Figure record extracts:
####################

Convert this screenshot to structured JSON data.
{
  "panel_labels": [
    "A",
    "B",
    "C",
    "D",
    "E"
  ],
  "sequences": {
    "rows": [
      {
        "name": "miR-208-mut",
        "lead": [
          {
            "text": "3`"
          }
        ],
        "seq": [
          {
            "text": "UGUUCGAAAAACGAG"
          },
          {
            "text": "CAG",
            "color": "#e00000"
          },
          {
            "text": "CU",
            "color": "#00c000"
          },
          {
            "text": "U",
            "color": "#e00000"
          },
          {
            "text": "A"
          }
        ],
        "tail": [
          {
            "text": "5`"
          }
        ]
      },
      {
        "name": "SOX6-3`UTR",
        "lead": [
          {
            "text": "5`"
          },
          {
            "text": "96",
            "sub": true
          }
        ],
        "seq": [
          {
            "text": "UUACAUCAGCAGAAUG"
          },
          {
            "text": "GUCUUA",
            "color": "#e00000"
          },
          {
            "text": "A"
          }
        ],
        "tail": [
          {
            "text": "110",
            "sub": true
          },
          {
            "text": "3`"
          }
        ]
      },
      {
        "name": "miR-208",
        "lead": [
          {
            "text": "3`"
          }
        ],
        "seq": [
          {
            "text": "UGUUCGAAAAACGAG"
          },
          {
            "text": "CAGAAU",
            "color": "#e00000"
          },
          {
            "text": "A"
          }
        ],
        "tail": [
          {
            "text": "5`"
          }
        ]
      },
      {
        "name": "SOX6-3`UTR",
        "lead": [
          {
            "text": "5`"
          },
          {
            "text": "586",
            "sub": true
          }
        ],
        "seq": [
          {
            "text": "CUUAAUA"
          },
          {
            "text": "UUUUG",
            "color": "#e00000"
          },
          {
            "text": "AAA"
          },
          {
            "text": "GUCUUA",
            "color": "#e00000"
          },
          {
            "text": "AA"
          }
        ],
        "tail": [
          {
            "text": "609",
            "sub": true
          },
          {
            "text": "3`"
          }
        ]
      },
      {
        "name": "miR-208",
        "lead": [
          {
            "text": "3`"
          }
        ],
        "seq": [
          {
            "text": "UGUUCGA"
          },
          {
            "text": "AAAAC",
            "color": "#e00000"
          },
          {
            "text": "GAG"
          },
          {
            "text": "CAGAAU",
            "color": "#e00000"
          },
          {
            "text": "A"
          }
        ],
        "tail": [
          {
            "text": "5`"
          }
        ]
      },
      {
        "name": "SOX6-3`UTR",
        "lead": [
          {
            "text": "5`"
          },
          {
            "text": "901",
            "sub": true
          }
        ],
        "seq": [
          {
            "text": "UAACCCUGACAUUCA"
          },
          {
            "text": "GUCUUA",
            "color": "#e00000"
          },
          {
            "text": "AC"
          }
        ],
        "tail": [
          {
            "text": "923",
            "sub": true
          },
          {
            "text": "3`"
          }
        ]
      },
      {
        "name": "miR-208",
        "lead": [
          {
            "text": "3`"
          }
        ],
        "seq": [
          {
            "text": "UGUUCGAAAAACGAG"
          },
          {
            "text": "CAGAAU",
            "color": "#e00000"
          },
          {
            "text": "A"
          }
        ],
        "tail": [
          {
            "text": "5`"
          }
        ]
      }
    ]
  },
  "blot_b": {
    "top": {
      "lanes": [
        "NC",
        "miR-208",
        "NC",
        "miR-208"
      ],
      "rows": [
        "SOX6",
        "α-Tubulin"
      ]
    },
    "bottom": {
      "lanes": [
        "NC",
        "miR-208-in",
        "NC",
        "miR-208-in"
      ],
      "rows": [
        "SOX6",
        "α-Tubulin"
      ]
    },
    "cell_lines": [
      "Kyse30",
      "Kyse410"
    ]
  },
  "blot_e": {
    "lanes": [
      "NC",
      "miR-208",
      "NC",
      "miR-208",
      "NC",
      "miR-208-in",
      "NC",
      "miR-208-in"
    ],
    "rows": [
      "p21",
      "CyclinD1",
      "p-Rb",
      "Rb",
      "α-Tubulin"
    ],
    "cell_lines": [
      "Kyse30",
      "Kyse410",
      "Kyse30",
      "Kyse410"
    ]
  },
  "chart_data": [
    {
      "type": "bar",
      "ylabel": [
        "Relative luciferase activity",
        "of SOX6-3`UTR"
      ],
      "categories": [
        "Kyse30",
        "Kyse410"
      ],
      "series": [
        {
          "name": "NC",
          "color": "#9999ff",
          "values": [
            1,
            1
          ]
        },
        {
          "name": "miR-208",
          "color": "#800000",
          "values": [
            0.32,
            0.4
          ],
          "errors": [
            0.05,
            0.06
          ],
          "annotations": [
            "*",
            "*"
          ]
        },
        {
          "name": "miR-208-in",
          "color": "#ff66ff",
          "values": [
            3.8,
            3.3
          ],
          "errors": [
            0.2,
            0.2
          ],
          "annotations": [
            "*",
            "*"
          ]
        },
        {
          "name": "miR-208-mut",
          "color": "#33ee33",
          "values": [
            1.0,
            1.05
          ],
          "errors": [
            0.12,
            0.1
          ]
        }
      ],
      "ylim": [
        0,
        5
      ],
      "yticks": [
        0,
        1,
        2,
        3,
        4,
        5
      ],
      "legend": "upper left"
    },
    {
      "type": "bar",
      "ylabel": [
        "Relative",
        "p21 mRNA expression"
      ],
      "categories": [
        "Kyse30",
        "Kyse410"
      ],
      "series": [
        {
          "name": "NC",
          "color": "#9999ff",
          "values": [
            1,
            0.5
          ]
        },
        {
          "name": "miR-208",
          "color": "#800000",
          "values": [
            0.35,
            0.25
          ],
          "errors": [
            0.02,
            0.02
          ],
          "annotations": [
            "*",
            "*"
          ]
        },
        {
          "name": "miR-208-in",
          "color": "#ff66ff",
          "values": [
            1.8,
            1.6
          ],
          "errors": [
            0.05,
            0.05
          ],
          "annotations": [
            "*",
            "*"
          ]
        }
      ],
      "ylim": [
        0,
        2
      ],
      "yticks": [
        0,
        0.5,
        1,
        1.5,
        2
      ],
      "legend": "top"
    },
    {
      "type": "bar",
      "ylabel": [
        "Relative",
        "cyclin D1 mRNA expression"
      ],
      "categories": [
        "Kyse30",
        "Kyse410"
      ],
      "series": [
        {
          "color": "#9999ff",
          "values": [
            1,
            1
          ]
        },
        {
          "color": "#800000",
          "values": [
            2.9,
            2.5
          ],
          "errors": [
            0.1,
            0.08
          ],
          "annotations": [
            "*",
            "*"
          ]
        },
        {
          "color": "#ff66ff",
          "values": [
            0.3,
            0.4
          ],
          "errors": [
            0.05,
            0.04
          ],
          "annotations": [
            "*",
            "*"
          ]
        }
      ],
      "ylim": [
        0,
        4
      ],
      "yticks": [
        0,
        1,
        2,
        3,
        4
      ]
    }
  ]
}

####################

#### Your task
Restate the records exactly. Leave nothing out.

#### Written response
Convert this screenshot to structured JSON data.
{
  "panel_labels": [
    "A",
    "B",
    "C",
    "D",
    "E"
  ],
  "sequences": {
    "rows": [
      {
        "name": "miR-208-mut",
        "lead": [
          {
            "text": "3`"
          }
        ],
        "seq": [
          {
            "text": "UGUUCGAAAAACGAG"
          },
          {
            "text": "CAG",
            "color": "#e00000"
          },
          {
            "text": "CU",
            "color": "#00c000"
          },
          {
            "text": "U",
            "color": "#e00000"
          },
          {
            "text": "A"
          }
        ],
        "tail": [
          {
            "text": "5`"
          }
        ]
      },
      {
        "name": "SOX6-3`UTR",
        "lead": [
          {
            "text": "5`"
          },
          {
            "text": "96",
            "sub": true
          }
        ],
        "seq": [
          {
            "text": "UUACAUCAGCAGAAUG"
          },
          {
            "text": "GUCUUA",
            "color": "#e00000"
          },
          {
            "text": "A"
          }
        ],
        "tail": [
          {
            "text": "110",
            "sub": true
          },
          {
            "text": "3`"
          }
        ]
      },
      {
        "name": "miR-208",
        "lead": [
          {
            "text": "3`"
          }
        ],
        "seq": [
          {
            "text": "UGUUCGAAAAACGAG"
          },
          {
            "text": "CAGAAU",
            "color": "#e00000"
          },
          {
            "text": "A"
          }
        ],
        "tail": [
          {
            "text": "5`"
          }
        ]
      },
      {
        "name": "SOX6-3`UTR",
        "lead": [
          {
            "text": "5`"
          },
          {
            "text": "586",
            "sub": true
          }
        ],
        "seq": [
          {
            "text": "CUUAAUA"
          },
          {
            "text": "UUUUG",
            "color": "#e00000"
          },
          {
            "text": "AAA"
          },
          {
            "text": "GUCUUA",
            "color": "#e00000"
          },
          {
            "text": "AA"
          }
        ],
        "tail": [
          {
            "text": "609",
            "sub": true
          },
          {
            "text": "3`"
          }
        ]
      },
      {
        "name": "miR-208",
        "lead": [
          {
            "text": "3`"
          }
        ],
        "seq": [
          {
            "text": "UGUUCGA"
          },
          {
            "text": "AAAAC",
            "color": "#e00000"
          },
          {
            "text": "GAG"
          },
          {
            "text": "CAGAAU",
            "color": "#e00000"
          },
          {
            "text": "A"
          }
        ],
        "tail": [
          {
            "text": "5`"
          }
        ]
      },
      {
        "name": "SOX6-3`UTR",
        "lead": [
          {
            "text": "5`"
          },
          {
            "text": "901",
            "sub": true
          }
        ],
        "seq": [
          {
            "text": "UAACCCUGACAUUCA"
          },
          {
            "text": "GUCUUA",
            "color": "#e00000"
          },
          {
            "text": "AC"
          }
        ],
        "tail": [
          {
            "text": "923",
            "sub": true
          },
          {
            "text": "3`"
          }
        ]
      },
      {
        "name": "miR-208",
        "lead": [
          {
            "text": "3`"
          }
        ],
        "seq": [
          {
            "text": "UGUUCGAAAAACGAG"
          },
          {
            "text": "CAGAAU",
            "color": "#e00000"
          },
          {
            "text": "A"
          }
        ],
        "tail": [
          {
            "text": "5`"
          }
        ]
      }
    ]
  },
  "blot_b": {
    "top": {
      "lanes": [
        "NC",
        "miR-208",
        "NC",
        "miR-208"
      ],
      "rows": [
        "SOX6",
        "α-Tubulin"
      ]
    },
    "bottom": {
      "lanes": [
        "NC",
        "miR-208-in",
        "NC",
        "miR-208-in"
      ],
      "rows": [
        "SOX6",
        "α-Tubulin"
      ]
    },
    "cell_lines": [
      "Kyse30",
      "Kyse410"
    ]
  },
  "blot_e": {
    "lanes": [
      "NC",
      "miR-208",
      "NC",
      "miR-208",
      "NC",
      "miR-208-in",
      "NC",
      "miR-208-in"
    ],
    "rows": [
      "p21",
      "CyclinD1",
      "p-Rb",
      "Rb",
      "α-Tubulin"
    ],
    "cell_lines": [
      "Kyse30",
      "Kyse410",
      "Kyse30",
      "Kyse410"
    ]
  },
  "chart_data": [
    {
      "type": "bar",
      "ylabel": [
        "Relative luciferase activity",
        "of SOX6-3`UTR"
      ],
      "categories": [
        "Kyse30",
        "Kyse410"
      ],
      "series": [
        {
          "name": "NC",
          "color": "#9999ff",
          "values": [
            1,
            1
          ]
        },
        {
          "name": "miR-208",
          "color": "#800000",
          "values": [
            0.32,
            0.4
          ],
          "errors": [
            0.05,
            0.06
          ],
          "annotations": [
            "*",
            "*"
          ]
        },
        {
          "name": "miR-208-in",
          "color": "#ff66ff",
          "values": [
            3.8,
            3.3
          ],
          "errors": [
            0.2,
            0.2
          ],
          "annotations": [
            "*",
            "*"
          ]
        },
        {
          "name": "miR-208-mut",
          "color": "#33ee33",
          "values": [
            1.0,
            1.05
          ],
          "errors": [
            0.12,
            0.1
          ]
        }
      ],
      "ylim": [
        0,
        5
      ],
      "yticks": [
        0,
        1,
        2,
        3,
        4,
        5
      ],
      "legend": "upper left"
    },
    {
      "type": "bar",
      "ylabel": [
        "Relative",
        "p21 mRNA expression"
      ],
      "categories": [
        "Kyse30",
        "Kyse410"
      ],
      "series": [
        {
          "name": "NC",
          "color": "#9999ff",
          "values": [
            1,
            0.5
          ]
        },
        {
          "name": "miR-208",
          "color": "#800000",
          "values": [
            0.35,
            0.25
          ],
          "errors": [
            0.02,
            0.02
          ],
          "annotations": [
            "*",
            "*"
          ]
        },
        {
          "name": "miR-208-in",
          "color": "#ff66ff",
          "values": [
            1.8,
            1.6
          ],
          "errors": [
            0.05,
            0.05
          ],
          "annotations": [
            "*",
            "*"
          ]
        }
      ],
      "ylim": [
        0,
        2
      ],
      "yticks": [
        0,
        0.5,
        1,
        1.5,
        2
      ],
      "legend": "top"
    },
    {
      "type": "bar",
      "ylabel": [
        "Relative",
        "cyclin D1 mRNA expression"
      ],
      "categories": [
        "Kyse30",
        "Kyse410"
      ],
      "series": [
        {
          "color": "#9999ff",
          "values": [
            1,
            1
          ]
        },
        {
          "color": "#800000",
          "values": [
            2.9,
            2.5
          ],
          "errors": [
            0.1,
            0.08
          ],
          "annotations": [
            "*",
            "*"
          ]
        },
        {
          "color": "#ff66ff",
          "values": [
            0.3,
            0.4
          ],
          "errors": [
            0.05,
            0.04
          ],
          "annotations": [
            "*",
            "*"
          ]
        }
      ],
      "ylim": [
        0,
        4
      ],
      "yticks": [
        0,
        1,
        2,
        3,
        4
      ]
    }
  ]
}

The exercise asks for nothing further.